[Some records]
━━━━
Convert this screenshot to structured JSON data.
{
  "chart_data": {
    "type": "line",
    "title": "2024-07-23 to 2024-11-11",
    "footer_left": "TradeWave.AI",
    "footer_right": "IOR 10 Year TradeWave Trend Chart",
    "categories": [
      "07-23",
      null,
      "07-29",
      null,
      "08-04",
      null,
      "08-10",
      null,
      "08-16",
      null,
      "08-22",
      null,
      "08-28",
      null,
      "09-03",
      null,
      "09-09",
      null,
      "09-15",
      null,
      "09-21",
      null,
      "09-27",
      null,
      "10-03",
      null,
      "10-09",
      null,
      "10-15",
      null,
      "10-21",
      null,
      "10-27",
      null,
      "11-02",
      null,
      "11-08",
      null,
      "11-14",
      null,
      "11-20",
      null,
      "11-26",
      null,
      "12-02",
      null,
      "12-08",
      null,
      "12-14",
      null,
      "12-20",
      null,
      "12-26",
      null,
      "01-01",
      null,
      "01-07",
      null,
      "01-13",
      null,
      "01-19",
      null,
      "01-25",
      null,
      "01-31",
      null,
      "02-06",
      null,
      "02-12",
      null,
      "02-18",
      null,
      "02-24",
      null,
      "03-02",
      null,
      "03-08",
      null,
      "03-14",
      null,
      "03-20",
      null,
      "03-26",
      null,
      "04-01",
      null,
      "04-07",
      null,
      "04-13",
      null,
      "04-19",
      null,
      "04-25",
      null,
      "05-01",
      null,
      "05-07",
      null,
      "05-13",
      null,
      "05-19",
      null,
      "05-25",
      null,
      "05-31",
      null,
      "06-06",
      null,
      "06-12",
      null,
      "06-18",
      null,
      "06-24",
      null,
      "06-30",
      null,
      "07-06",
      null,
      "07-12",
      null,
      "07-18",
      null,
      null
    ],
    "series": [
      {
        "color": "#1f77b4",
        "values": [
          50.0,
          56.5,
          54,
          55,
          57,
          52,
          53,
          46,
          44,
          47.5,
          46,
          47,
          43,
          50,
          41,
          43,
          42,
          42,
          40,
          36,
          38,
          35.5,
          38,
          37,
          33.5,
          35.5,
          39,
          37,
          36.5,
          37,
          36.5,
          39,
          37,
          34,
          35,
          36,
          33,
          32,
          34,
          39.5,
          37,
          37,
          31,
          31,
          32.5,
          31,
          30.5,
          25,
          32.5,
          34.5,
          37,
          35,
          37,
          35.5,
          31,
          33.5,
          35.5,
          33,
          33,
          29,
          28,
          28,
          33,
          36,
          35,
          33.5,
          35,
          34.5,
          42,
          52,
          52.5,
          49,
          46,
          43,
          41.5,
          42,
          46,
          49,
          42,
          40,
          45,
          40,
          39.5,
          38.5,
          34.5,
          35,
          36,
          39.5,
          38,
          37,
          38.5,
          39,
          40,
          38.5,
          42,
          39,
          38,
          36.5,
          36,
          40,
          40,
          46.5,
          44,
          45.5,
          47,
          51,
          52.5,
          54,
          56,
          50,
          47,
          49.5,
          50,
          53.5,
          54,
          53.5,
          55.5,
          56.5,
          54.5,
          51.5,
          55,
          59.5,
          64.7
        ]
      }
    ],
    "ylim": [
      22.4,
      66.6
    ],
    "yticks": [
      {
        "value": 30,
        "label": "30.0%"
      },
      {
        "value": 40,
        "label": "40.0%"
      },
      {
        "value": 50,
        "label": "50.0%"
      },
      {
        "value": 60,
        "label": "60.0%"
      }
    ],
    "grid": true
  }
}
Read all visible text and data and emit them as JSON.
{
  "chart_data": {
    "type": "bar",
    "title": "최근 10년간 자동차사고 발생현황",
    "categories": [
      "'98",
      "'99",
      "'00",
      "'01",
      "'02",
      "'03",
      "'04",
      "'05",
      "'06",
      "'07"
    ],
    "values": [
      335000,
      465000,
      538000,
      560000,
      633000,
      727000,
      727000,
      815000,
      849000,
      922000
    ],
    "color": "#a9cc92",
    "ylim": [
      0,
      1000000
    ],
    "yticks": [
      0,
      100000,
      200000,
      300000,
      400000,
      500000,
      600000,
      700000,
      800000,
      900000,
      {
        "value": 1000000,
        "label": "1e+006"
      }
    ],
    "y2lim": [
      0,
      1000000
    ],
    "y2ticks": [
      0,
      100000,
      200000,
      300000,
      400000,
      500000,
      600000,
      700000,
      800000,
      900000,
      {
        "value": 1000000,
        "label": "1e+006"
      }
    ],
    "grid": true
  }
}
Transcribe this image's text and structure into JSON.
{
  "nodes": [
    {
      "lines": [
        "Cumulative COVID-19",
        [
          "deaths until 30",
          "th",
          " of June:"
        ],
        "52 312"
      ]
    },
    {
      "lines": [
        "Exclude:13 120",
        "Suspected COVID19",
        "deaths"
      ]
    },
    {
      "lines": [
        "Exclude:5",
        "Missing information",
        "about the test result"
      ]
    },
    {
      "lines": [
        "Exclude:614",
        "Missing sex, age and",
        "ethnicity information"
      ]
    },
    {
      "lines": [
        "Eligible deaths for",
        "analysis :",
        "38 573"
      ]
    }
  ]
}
━━━━
_Set exercise_
Emit verbatim the lines running from the one with "Transcribe this image's" through the last line of the data, both endpoints inclusive.

_The response_
Transcribe this image's text and structure into JSON.
{
  "nodes": [
    {
      "lines": [
        "Cumulative COVID-19",
        [
          "deaths until 30",
          "th",
          " of June:"
        ],
        "52 312"
      ]
    },
    {
      "lines": [
        "Exclude:13 120",
        "Suspected COVID19",
        "deaths"
      ]
    },
    {
      "lines": [
        "Exclude:5",
        "Missing information",
        "about the test result"
      ]
    },
    {
      "lines": [
        "Exclude:614",
        "Missing sex, age and",
        "ethnicity information"
      ]
    },
    {
      "lines": [
        "Eligible deaths for",
        "analysis :",
        "38 573"
      ]
    }
  ]
}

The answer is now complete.